#### DATA SHOWN
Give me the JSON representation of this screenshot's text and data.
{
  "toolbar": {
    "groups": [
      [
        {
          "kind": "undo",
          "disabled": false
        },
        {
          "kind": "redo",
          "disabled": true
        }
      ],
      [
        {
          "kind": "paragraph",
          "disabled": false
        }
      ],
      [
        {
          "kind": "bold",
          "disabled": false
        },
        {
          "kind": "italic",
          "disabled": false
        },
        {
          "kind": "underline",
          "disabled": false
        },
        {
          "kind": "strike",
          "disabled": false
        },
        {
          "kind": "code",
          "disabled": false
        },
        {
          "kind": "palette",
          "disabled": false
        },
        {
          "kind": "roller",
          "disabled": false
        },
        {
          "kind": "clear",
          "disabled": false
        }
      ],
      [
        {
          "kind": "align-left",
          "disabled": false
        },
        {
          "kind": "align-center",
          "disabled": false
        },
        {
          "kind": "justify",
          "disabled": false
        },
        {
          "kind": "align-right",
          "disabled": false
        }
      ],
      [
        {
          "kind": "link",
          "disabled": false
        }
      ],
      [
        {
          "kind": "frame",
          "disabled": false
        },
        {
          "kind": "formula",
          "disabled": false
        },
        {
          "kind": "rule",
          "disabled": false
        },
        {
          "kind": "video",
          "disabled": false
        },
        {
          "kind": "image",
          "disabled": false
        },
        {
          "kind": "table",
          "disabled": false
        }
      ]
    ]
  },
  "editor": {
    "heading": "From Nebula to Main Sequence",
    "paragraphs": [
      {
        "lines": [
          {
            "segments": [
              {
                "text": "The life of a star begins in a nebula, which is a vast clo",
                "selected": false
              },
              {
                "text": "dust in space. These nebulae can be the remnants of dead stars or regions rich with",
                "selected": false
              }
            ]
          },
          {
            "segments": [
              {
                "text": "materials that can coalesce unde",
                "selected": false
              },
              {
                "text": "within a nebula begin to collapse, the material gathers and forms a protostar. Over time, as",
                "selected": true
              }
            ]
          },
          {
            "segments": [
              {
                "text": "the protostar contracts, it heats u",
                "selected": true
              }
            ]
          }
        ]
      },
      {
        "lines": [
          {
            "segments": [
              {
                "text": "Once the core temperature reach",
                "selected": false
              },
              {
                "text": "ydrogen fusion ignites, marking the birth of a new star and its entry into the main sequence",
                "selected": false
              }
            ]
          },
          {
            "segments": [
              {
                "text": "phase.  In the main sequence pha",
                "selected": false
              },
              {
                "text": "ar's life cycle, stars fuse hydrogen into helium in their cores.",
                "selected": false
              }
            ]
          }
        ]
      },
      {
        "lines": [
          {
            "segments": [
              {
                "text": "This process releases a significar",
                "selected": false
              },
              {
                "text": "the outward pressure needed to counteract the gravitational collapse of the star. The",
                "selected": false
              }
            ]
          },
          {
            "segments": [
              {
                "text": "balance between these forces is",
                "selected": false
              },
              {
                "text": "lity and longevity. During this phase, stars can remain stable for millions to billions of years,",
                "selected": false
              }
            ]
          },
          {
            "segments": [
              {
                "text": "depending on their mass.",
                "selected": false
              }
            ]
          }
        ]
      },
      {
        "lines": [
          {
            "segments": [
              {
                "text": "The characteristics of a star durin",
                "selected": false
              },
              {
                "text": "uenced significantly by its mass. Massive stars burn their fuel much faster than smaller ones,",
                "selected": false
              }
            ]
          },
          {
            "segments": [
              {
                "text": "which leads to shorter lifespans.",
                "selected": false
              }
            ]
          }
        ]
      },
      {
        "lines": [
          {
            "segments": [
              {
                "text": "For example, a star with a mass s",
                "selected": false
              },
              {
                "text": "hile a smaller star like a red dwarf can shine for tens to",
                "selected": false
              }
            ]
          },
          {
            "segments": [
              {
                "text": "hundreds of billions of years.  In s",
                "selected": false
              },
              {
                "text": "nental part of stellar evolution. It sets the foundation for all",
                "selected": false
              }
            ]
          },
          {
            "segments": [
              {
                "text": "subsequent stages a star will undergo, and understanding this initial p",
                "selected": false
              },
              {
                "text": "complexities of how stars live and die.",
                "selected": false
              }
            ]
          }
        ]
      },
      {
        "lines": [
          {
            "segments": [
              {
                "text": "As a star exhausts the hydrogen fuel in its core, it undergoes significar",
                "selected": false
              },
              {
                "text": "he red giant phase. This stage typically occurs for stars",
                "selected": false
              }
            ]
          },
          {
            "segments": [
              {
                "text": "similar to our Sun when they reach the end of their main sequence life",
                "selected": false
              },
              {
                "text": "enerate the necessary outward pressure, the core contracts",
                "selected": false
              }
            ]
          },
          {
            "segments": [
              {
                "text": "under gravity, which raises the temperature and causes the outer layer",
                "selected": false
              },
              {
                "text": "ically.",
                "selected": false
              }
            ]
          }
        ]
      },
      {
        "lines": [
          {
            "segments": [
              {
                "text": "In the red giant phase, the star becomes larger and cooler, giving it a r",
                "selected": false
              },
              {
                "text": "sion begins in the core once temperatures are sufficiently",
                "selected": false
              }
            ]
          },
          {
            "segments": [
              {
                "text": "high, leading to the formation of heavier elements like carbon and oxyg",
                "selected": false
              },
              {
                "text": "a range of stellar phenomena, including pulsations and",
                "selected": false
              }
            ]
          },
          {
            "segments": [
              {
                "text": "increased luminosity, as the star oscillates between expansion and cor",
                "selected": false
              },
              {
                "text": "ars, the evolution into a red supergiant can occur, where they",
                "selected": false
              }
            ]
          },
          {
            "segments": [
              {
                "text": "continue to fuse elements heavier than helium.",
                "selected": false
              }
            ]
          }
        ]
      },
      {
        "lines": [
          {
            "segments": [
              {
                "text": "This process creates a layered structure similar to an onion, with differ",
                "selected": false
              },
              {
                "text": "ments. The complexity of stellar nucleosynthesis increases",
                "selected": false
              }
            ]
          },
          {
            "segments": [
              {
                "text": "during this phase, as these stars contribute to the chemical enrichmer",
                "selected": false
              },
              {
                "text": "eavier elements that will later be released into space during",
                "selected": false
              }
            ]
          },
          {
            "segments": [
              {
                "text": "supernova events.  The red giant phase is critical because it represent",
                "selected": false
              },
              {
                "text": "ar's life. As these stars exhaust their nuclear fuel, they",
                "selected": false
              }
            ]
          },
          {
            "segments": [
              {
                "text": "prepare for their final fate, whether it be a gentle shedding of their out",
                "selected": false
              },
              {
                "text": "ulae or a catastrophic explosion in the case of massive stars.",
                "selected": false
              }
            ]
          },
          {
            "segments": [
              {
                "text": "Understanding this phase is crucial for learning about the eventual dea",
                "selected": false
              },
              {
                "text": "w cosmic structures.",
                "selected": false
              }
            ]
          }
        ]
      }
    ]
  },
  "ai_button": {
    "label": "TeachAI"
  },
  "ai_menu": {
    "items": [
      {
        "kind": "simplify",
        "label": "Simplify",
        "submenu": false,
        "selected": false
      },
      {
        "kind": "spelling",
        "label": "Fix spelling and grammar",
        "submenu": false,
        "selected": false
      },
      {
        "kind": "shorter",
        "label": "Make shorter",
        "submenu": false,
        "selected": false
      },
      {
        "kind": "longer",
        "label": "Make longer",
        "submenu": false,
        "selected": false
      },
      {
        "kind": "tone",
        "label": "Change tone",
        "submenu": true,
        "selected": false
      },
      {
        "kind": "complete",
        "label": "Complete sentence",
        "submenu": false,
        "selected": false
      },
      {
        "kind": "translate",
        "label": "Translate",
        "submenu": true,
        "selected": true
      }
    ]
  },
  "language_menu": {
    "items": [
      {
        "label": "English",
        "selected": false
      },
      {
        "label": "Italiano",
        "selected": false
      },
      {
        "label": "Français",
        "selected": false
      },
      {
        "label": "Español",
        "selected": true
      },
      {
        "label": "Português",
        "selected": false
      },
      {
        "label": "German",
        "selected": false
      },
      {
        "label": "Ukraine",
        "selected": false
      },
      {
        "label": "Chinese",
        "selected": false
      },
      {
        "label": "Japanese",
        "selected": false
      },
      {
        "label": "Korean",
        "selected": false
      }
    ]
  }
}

#### REQUIRED TASK
Show every line from the listing above in which the string "between" appears.

#### ANSWER FOR THIS EXERCISE
                "text": "balance between these forces is",
                "text": "increased luminosity, as the star oscillates between expansion and cor",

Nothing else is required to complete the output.